## start DATA PROVIDED

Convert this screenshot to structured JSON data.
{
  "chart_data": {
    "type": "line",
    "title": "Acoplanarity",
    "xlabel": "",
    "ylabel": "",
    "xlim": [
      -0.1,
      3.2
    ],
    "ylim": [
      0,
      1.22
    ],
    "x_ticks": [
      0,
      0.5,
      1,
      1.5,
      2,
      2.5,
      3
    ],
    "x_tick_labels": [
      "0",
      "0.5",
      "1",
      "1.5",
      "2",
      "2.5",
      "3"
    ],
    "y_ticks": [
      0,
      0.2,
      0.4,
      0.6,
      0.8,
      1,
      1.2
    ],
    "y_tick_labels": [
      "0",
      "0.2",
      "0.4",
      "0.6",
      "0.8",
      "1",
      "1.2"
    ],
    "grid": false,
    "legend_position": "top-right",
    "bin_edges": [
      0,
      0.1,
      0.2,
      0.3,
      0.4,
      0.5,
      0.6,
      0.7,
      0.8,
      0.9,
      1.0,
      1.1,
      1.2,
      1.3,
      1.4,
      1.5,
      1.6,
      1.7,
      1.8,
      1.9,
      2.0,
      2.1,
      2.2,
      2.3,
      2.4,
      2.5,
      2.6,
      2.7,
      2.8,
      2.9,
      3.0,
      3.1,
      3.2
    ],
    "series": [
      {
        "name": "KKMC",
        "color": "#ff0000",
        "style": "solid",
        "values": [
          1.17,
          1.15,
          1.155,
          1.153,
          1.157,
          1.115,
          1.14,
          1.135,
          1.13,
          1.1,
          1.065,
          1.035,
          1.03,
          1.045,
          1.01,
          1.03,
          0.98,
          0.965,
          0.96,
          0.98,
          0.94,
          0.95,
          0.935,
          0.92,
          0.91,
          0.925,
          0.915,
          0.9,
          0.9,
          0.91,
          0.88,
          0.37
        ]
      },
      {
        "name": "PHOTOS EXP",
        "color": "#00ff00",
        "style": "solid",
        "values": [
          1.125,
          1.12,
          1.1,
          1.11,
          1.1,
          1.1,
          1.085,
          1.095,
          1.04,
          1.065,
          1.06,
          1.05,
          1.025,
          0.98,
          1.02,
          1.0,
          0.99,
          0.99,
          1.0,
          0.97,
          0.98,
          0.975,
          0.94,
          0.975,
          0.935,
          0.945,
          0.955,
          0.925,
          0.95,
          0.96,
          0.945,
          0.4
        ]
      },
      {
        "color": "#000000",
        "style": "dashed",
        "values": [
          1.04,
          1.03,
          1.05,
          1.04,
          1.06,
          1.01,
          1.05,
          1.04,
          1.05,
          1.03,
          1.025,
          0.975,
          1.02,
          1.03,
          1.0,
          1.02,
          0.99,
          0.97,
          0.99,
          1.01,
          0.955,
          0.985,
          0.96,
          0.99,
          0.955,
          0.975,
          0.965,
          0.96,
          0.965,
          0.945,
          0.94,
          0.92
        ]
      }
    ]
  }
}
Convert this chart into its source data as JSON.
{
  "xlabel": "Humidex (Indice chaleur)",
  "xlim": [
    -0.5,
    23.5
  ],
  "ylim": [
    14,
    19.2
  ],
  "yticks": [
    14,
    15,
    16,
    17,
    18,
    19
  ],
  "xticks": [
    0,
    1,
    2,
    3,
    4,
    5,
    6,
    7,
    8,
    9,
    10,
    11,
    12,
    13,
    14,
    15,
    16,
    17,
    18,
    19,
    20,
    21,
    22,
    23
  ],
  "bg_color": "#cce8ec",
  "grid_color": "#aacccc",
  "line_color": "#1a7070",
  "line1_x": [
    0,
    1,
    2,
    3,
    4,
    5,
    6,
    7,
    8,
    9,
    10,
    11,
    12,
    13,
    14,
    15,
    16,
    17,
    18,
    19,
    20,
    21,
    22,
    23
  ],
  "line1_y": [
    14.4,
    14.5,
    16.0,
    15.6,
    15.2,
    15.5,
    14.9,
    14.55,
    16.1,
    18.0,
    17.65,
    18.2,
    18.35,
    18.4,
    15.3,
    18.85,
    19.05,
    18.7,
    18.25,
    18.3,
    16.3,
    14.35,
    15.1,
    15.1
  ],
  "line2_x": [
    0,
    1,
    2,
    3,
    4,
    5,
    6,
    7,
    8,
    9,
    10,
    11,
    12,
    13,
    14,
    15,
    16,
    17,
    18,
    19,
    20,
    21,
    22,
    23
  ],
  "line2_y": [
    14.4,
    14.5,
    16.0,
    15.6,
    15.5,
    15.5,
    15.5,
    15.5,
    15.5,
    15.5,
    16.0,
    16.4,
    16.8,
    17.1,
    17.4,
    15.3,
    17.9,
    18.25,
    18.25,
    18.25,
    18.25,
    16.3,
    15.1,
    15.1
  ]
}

## end DATA PROVIDED
## start DATA PROVIDED

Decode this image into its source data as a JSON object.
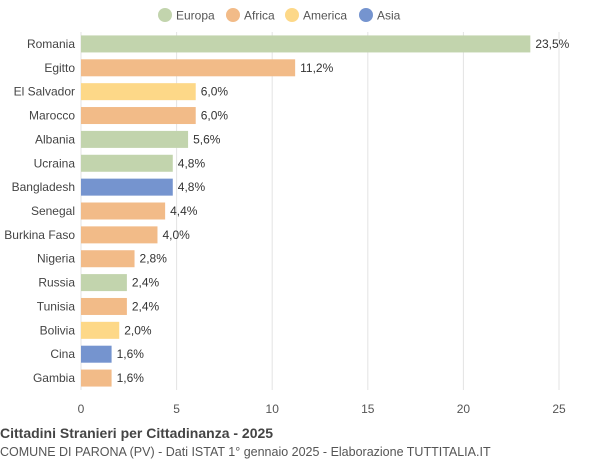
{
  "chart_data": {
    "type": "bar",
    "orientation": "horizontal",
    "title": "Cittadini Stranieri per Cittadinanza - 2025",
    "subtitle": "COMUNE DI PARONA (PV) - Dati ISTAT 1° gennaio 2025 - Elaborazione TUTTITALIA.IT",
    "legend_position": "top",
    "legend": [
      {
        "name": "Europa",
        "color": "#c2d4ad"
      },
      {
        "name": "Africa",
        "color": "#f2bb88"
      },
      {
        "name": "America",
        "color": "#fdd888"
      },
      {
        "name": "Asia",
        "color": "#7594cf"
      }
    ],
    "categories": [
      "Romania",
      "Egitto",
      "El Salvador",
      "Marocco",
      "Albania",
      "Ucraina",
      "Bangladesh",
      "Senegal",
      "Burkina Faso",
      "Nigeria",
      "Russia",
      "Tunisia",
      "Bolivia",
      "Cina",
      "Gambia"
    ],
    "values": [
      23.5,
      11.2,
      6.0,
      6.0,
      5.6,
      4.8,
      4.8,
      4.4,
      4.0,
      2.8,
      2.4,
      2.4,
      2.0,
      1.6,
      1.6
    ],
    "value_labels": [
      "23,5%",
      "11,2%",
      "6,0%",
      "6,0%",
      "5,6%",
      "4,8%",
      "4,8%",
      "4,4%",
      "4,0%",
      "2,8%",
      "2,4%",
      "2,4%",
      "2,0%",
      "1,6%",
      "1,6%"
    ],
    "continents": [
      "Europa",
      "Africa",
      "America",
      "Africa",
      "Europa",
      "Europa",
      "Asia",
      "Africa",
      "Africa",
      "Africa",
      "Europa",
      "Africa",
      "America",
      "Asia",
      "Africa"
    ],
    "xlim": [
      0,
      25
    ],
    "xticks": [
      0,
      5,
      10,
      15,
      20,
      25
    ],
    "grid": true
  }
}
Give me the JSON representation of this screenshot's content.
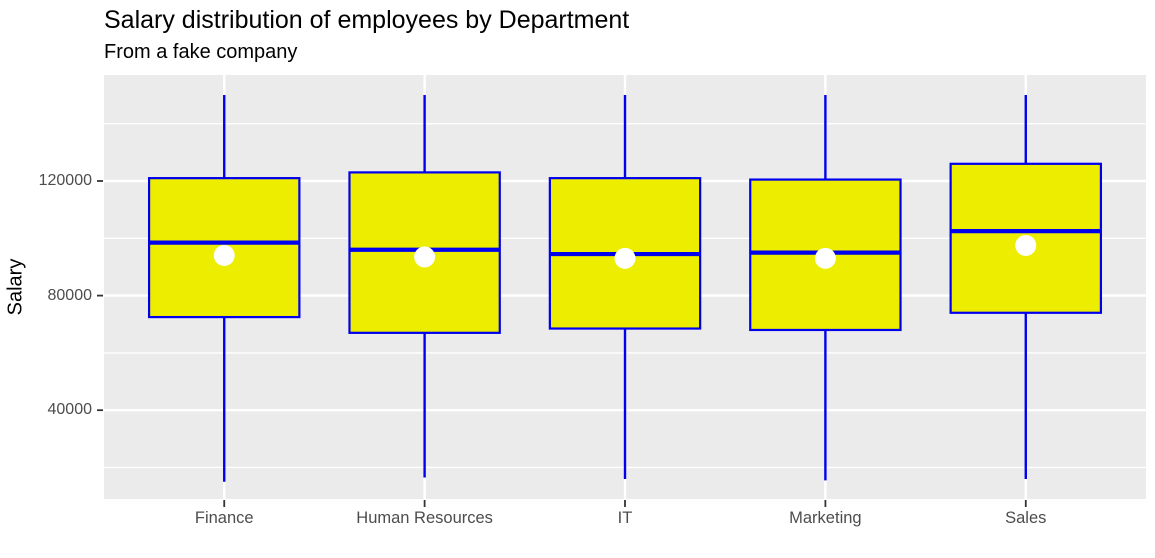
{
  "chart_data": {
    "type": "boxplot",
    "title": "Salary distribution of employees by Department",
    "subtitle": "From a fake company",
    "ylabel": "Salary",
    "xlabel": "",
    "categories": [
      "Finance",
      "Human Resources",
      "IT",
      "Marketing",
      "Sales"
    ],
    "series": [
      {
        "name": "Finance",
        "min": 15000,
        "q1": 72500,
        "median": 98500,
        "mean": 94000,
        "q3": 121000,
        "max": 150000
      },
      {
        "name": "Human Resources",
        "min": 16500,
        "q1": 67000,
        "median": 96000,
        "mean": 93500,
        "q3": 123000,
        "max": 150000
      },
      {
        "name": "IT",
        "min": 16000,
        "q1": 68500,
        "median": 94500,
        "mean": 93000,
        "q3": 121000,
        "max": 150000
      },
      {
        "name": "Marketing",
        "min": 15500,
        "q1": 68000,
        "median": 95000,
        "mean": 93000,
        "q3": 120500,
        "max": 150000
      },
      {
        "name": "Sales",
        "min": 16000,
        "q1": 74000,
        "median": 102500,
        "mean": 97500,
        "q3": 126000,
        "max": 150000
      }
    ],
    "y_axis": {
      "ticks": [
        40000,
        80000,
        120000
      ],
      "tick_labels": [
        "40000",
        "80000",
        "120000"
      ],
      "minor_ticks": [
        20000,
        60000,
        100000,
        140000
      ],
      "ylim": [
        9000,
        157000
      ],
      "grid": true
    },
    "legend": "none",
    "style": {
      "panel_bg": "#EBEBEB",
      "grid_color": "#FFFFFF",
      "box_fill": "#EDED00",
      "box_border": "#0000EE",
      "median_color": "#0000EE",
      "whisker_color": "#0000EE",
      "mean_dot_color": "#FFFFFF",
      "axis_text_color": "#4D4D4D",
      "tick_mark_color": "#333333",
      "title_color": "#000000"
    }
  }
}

## end DATA PROVIDED

● **INSTRUCTIONS FOR THE TASK**
Answer with a single number: the count of lines holding the word "screenshot".

● **TASK RESPONSE**
2